[Begin]

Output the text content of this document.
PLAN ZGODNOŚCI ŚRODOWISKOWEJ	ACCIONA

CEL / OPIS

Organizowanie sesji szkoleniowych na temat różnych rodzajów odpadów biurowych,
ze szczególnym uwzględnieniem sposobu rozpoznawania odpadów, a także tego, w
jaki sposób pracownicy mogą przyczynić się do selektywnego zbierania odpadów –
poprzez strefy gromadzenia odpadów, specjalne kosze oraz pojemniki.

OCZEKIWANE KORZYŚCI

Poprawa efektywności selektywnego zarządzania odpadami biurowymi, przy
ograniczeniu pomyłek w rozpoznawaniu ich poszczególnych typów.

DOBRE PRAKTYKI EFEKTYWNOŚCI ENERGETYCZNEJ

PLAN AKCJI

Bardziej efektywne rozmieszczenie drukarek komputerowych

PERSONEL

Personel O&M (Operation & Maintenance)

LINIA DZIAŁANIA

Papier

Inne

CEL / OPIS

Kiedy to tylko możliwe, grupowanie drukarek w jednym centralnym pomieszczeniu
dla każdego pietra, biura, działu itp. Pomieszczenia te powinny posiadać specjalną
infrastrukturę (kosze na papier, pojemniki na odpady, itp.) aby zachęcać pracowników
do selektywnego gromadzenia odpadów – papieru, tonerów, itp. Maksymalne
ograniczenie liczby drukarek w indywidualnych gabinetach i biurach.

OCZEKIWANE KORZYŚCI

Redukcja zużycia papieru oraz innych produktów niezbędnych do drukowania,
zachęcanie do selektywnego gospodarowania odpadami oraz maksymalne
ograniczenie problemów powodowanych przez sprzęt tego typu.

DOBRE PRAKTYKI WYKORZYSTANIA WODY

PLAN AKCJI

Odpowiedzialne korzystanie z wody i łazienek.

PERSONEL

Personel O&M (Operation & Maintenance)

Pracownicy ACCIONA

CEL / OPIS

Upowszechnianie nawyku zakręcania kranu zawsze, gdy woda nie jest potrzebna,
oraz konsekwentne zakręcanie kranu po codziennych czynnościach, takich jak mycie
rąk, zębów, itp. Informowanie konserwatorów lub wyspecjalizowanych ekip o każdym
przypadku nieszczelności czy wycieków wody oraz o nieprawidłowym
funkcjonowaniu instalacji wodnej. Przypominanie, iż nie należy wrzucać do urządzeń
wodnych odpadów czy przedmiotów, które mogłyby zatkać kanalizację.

[End]

**Given exercise:**
Copy every line of the data that holds the string "papieru".

**Answer for this exercise:**
do selektywnego gromadzenia odpadów – papieru, tonerów, itp. Maksymalne
Redukcja zużycia papieru oraz innych produktów niezbędnych do drukowania,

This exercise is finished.